▶ **What is required**: Give a verbatim copy of the lines below, minus the pictures.

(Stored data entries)
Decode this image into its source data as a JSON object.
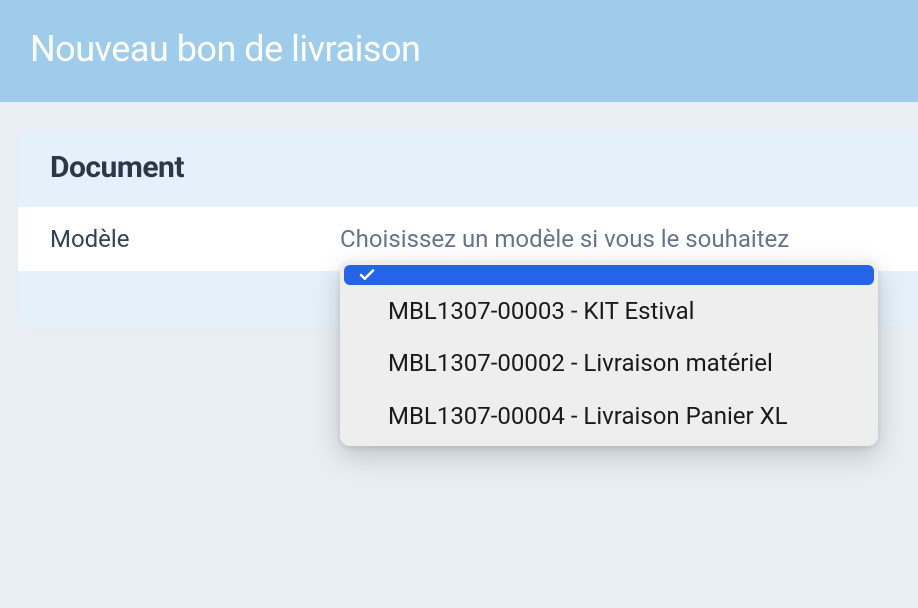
{
  "header": {
    "title": "Nouveau bon de livraison"
  },
  "card": {
    "section_title": "Document",
    "field_label": "Modèle",
    "dropdown": {
      "placeholder": "Choisissez un modèle si vous le souhaitez",
      "selected_index": 0,
      "options": [
        {
          "label": ""
        },
        {
          "label": "MBL1307-00003 - KIT Estival"
        },
        {
          "label": "MBL1307-00002 - Livraison matériel"
        },
        {
          "label": "MBL1307-00004 - Livraison Panier XL"
        }
      ]
    }
  }
}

▶ **Solution for this task**:
Decode this image into its source data as a JSON object.
{
  "header": {
    "title": "Nouveau bon de livraison"
  },
  "card": {
    "section_title": "Document",
    "field_label": "Modèle",
    "dropdown": {
      "placeholder": "Choisissez un modèle si vous le souhaitez",
      "selected_index": 0,
      "options": [
        {
          "label": ""
        },
        {
          "label": "MBL1307-00003 - KIT Estival"
        },
        {
          "label": "MBL1307-00002 - Livraison matériel"
        },
        {
          "label": "MBL1307-00004 - Livraison Panier XL"
        }
      ]
    }
  }
}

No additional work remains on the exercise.